Items from a figure collection
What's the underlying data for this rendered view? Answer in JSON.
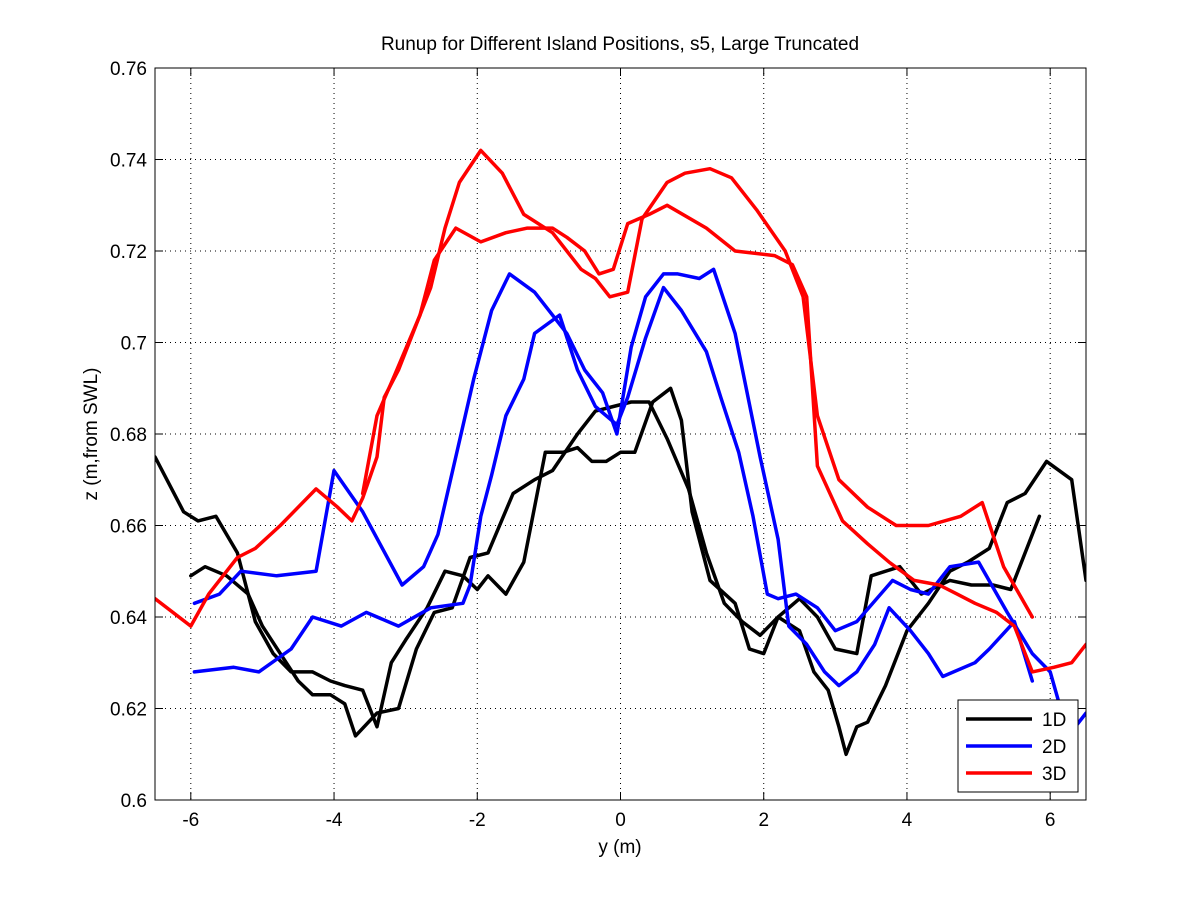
{
  "chart_data": {
    "type": "line",
    "title": "Runup for Different Island Positions, s5, Large Truncated",
    "xlabel": "y (m)",
    "ylabel": "z (m,from SWL)",
    "xlim": [
      -6.5,
      6.5
    ],
    "ylim": [
      0.6,
      0.76
    ],
    "xticks": [
      -6,
      -4,
      -2,
      0,
      2,
      4,
      6
    ],
    "xtick_labels": [
      "-6",
      "-4",
      "-2",
      "0",
      "2",
      "4",
      "6"
    ],
    "yticks": [
      0.6,
      0.62,
      0.64,
      0.66,
      0.68,
      0.7,
      0.72,
      0.74,
      0.76
    ],
    "ytick_labels": [
      "0.6",
      "0.62",
      "0.64",
      "0.66",
      "0.68",
      "0.7",
      "0.72",
      "0.74",
      "0.76"
    ],
    "grid": true,
    "legend_position": "bottom-right",
    "legend": [
      {
        "label": "1D",
        "color": "#000000"
      },
      {
        "label": "2D",
        "color": "#0000ff"
      },
      {
        "label": "3D",
        "color": "#ff0000"
      }
    ],
    "series": [
      {
        "legend": "1D",
        "color": "#000000",
        "points": [
          [
            -6.5,
            0.675
          ],
          [
            -6.3,
            0.669
          ],
          [
            -6.1,
            0.663
          ],
          [
            -5.9,
            0.661
          ],
          [
            -5.65,
            0.662
          ],
          [
            -5.35,
            0.654
          ],
          [
            -5.1,
            0.639
          ],
          [
            -4.85,
            0.632
          ],
          [
            -4.6,
            0.628
          ],
          [
            -4.3,
            0.628
          ],
          [
            -4.05,
            0.626
          ],
          [
            -3.85,
            0.625
          ],
          [
            -3.6,
            0.624
          ],
          [
            -3.4,
            0.616
          ],
          [
            -3.2,
            0.63
          ],
          [
            -3.0,
            0.635
          ],
          [
            -2.7,
            0.642
          ],
          [
            -2.45,
            0.65
          ],
          [
            -2.2,
            0.649
          ],
          [
            -2.0,
            0.646
          ],
          [
            -1.85,
            0.649
          ],
          [
            -1.6,
            0.645
          ],
          [
            -1.35,
            0.652
          ],
          [
            -1.05,
            0.676
          ],
          [
            -0.8,
            0.676
          ],
          [
            -0.6,
            0.677
          ],
          [
            -0.4,
            0.674
          ],
          [
            -0.2,
            0.674
          ],
          [
            0.0,
            0.676
          ],
          [
            0.2,
            0.676
          ],
          [
            0.45,
            0.687
          ],
          [
            0.7,
            0.69
          ],
          [
            0.85,
            0.683
          ],
          [
            1.0,
            0.663
          ],
          [
            1.25,
            0.648
          ],
          [
            1.6,
            0.643
          ],
          [
            1.8,
            0.633
          ],
          [
            2.0,
            0.632
          ],
          [
            2.2,
            0.64
          ],
          [
            2.5,
            0.637
          ],
          [
            2.7,
            0.628
          ],
          [
            2.9,
            0.624
          ],
          [
            3.05,
            0.616
          ],
          [
            3.15,
            0.61
          ],
          [
            3.3,
            0.616
          ],
          [
            3.45,
            0.617
          ],
          [
            3.7,
            0.625
          ],
          [
            4.0,
            0.637
          ],
          [
            4.3,
            0.643
          ],
          [
            4.6,
            0.65
          ],
          [
            4.85,
            0.652
          ],
          [
            5.15,
            0.655
          ],
          [
            5.4,
            0.665
          ],
          [
            5.65,
            0.667
          ],
          [
            5.95,
            0.674
          ],
          [
            6.3,
            0.67
          ],
          [
            6.5,
            0.648
          ]
        ]
      },
      {
        "legend": "1D",
        "color": "#000000",
        "points": [
          [
            -6.0,
            0.649
          ],
          [
            -5.8,
            0.651
          ],
          [
            -5.5,
            0.649
          ],
          [
            -5.2,
            0.645
          ],
          [
            -5.0,
            0.638
          ],
          [
            -4.75,
            0.632
          ],
          [
            -4.5,
            0.626
          ],
          [
            -4.3,
            0.623
          ],
          [
            -4.05,
            0.623
          ],
          [
            -3.85,
            0.621
          ],
          [
            -3.7,
            0.614
          ],
          [
            -3.4,
            0.619
          ],
          [
            -3.1,
            0.62
          ],
          [
            -2.85,
            0.633
          ],
          [
            -2.6,
            0.641
          ],
          [
            -2.35,
            0.642
          ],
          [
            -2.1,
            0.653
          ],
          [
            -1.85,
            0.654
          ],
          [
            -1.5,
            0.667
          ],
          [
            -1.2,
            0.67
          ],
          [
            -0.95,
            0.672
          ],
          [
            -0.6,
            0.68
          ],
          [
            -0.35,
            0.685
          ],
          [
            -0.1,
            0.686
          ],
          [
            0.15,
            0.687
          ],
          [
            0.4,
            0.687
          ],
          [
            0.65,
            0.679
          ],
          [
            0.95,
            0.668
          ],
          [
            1.2,
            0.654
          ],
          [
            1.45,
            0.643
          ],
          [
            1.7,
            0.639
          ],
          [
            1.95,
            0.636
          ],
          [
            2.2,
            0.64
          ],
          [
            2.5,
            0.644
          ],
          [
            2.75,
            0.64
          ],
          [
            3.0,
            0.633
          ],
          [
            3.3,
            0.632
          ],
          [
            3.5,
            0.649
          ],
          [
            3.9,
            0.651
          ],
          [
            4.2,
            0.645
          ],
          [
            4.6,
            0.648
          ],
          [
            4.9,
            0.647
          ],
          [
            5.2,
            0.647
          ],
          [
            5.45,
            0.646
          ],
          [
            5.85,
            0.662
          ]
        ]
      },
      {
        "legend": "2D",
        "color": "#0000ff",
        "points": [
          [
            -5.95,
            0.643
          ],
          [
            -5.6,
            0.645
          ],
          [
            -5.3,
            0.65
          ],
          [
            -4.8,
            0.649
          ],
          [
            -4.25,
            0.65
          ],
          [
            -4.0,
            0.672
          ],
          [
            -3.6,
            0.663
          ],
          [
            -3.05,
            0.647
          ],
          [
            -2.75,
            0.651
          ],
          [
            -2.55,
            0.658
          ],
          [
            -2.3,
            0.675
          ],
          [
            -2.05,
            0.692
          ],
          [
            -1.8,
            0.707
          ],
          [
            -1.55,
            0.715
          ],
          [
            -1.2,
            0.711
          ],
          [
            -0.95,
            0.706
          ],
          [
            -0.75,
            0.702
          ],
          [
            -0.5,
            0.694
          ],
          [
            -0.25,
            0.689
          ],
          [
            -0.05,
            0.68
          ],
          [
            0.15,
            0.699
          ],
          [
            0.35,
            0.71
          ],
          [
            0.6,
            0.715
          ],
          [
            0.8,
            0.715
          ],
          [
            1.1,
            0.714
          ],
          [
            1.3,
            0.716
          ],
          [
            1.6,
            0.702
          ],
          [
            1.95,
            0.675
          ],
          [
            2.2,
            0.657
          ],
          [
            2.35,
            0.638
          ],
          [
            2.6,
            0.634
          ],
          [
            2.85,
            0.628
          ],
          [
            3.05,
            0.625
          ],
          [
            3.3,
            0.628
          ],
          [
            3.55,
            0.634
          ],
          [
            3.75,
            0.642
          ],
          [
            4.05,
            0.637
          ],
          [
            4.3,
            0.632
          ],
          [
            4.5,
            0.627
          ],
          [
            4.95,
            0.63
          ],
          [
            5.15,
            0.633
          ],
          [
            5.5,
            0.639
          ],
          [
            5.75,
            0.626
          ]
        ]
      },
      {
        "legend": "2D",
        "color": "#0000ff",
        "points": [
          [
            -5.95,
            0.628
          ],
          [
            -5.4,
            0.629
          ],
          [
            -5.05,
            0.628
          ],
          [
            -4.6,
            0.633
          ],
          [
            -4.3,
            0.64
          ],
          [
            -3.9,
            0.638
          ],
          [
            -3.55,
            0.641
          ],
          [
            -3.1,
            0.638
          ],
          [
            -2.65,
            0.642
          ],
          [
            -2.2,
            0.643
          ],
          [
            -2.1,
            0.647
          ],
          [
            -1.95,
            0.662
          ],
          [
            -1.8,
            0.671
          ],
          [
            -1.6,
            0.684
          ],
          [
            -1.35,
            0.692
          ],
          [
            -1.2,
            0.702
          ],
          [
            -0.85,
            0.706
          ],
          [
            -0.6,
            0.694
          ],
          [
            -0.35,
            0.686
          ],
          [
            -0.05,
            0.682
          ],
          [
            0.1,
            0.688
          ],
          [
            0.35,
            0.701
          ],
          [
            0.6,
            0.712
          ],
          [
            0.85,
            0.707
          ],
          [
            1.2,
            0.698
          ],
          [
            1.4,
            0.688
          ],
          [
            1.65,
            0.676
          ],
          [
            1.85,
            0.662
          ],
          [
            2.05,
            0.645
          ],
          [
            2.2,
            0.644
          ],
          [
            2.45,
            0.645
          ],
          [
            2.75,
            0.642
          ],
          [
            3.0,
            0.637
          ],
          [
            3.3,
            0.639
          ],
          [
            3.8,
            0.648
          ],
          [
            4.05,
            0.646
          ],
          [
            4.3,
            0.645
          ],
          [
            4.6,
            0.651
          ],
          [
            5.0,
            0.652
          ],
          [
            5.4,
            0.641
          ],
          [
            5.75,
            0.632
          ],
          [
            6.0,
            0.628
          ],
          [
            6.2,
            0.617
          ],
          [
            6.35,
            0.616
          ],
          [
            6.5,
            0.619
          ]
        ]
      },
      {
        "legend": "3D",
        "color": "#ff0000",
        "points": [
          [
            -6.5,
            0.644
          ],
          [
            -6.0,
            0.638
          ],
          [
            -5.75,
            0.645
          ],
          [
            -5.35,
            0.653
          ],
          [
            -5.1,
            0.655
          ],
          [
            -4.75,
            0.66
          ],
          [
            -4.25,
            0.668
          ],
          [
            -3.95,
            0.664
          ],
          [
            -3.75,
            0.661
          ],
          [
            -3.6,
            0.666
          ],
          [
            -3.4,
            0.675
          ],
          [
            -3.3,
            0.688
          ],
          [
            -3.1,
            0.694
          ],
          [
            -2.85,
            0.704
          ],
          [
            -2.65,
            0.712
          ],
          [
            -2.45,
            0.725
          ],
          [
            -2.25,
            0.735
          ],
          [
            -1.95,
            0.742
          ],
          [
            -1.65,
            0.737
          ],
          [
            -1.35,
            0.728
          ],
          [
            -0.95,
            0.724
          ],
          [
            -0.55,
            0.716
          ],
          [
            -0.35,
            0.714
          ],
          [
            -0.15,
            0.71
          ],
          [
            0.1,
            0.711
          ],
          [
            0.3,
            0.727
          ],
          [
            0.65,
            0.735
          ],
          [
            0.9,
            0.737
          ],
          [
            1.25,
            0.738
          ],
          [
            1.55,
            0.736
          ],
          [
            1.9,
            0.729
          ],
          [
            2.3,
            0.72
          ],
          [
            2.55,
            0.71
          ],
          [
            2.75,
            0.684
          ],
          [
            3.05,
            0.67
          ],
          [
            3.45,
            0.664
          ],
          [
            3.85,
            0.66
          ],
          [
            4.3,
            0.66
          ],
          [
            4.75,
            0.662
          ],
          [
            5.05,
            0.665
          ],
          [
            5.35,
            0.651
          ],
          [
            5.75,
            0.64
          ]
        ]
      },
      {
        "legend": "3D",
        "color": "#ff0000",
        "points": [
          [
            -3.6,
            0.667
          ],
          [
            -3.4,
            0.684
          ],
          [
            -3.15,
            0.693
          ],
          [
            -2.8,
            0.706
          ],
          [
            -2.6,
            0.718
          ],
          [
            -2.3,
            0.725
          ],
          [
            -1.95,
            0.722
          ],
          [
            -1.6,
            0.724
          ],
          [
            -1.3,
            0.725
          ],
          [
            -0.95,
            0.725
          ],
          [
            -0.75,
            0.723
          ],
          [
            -0.5,
            0.72
          ],
          [
            -0.3,
            0.715
          ],
          [
            -0.1,
            0.716
          ],
          [
            0.1,
            0.726
          ],
          [
            0.4,
            0.728
          ],
          [
            0.65,
            0.73
          ],
          [
            1.2,
            0.725
          ],
          [
            1.6,
            0.72
          ],
          [
            2.15,
            0.719
          ],
          [
            2.4,
            0.717
          ],
          [
            2.6,
            0.71
          ],
          [
            2.75,
            0.673
          ],
          [
            3.1,
            0.661
          ],
          [
            3.45,
            0.656
          ],
          [
            3.75,
            0.652
          ],
          [
            4.1,
            0.648
          ],
          [
            4.45,
            0.647
          ],
          [
            4.7,
            0.645
          ],
          [
            4.95,
            0.643
          ],
          [
            5.25,
            0.641
          ],
          [
            5.5,
            0.638
          ],
          [
            5.75,
            0.628
          ],
          [
            6.05,
            0.629
          ],
          [
            6.3,
            0.63
          ],
          [
            6.5,
            0.634
          ]
        ]
      }
    ]
  }
}
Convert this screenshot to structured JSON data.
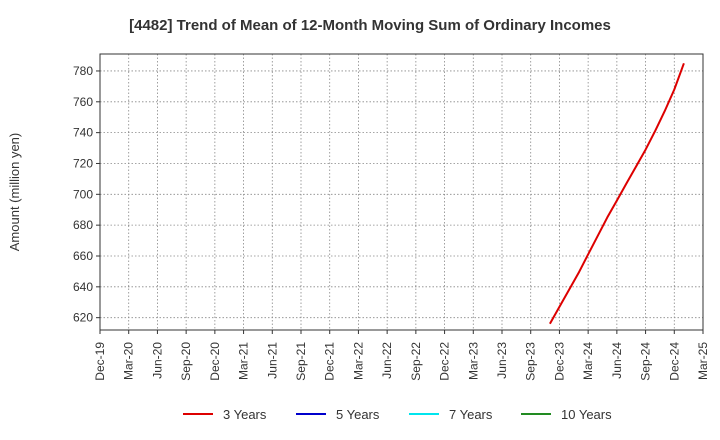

* [Challenge]:
Above are records; say how many of their lines contain the word "JSON", giving only the number.

* [Output of the task]:
2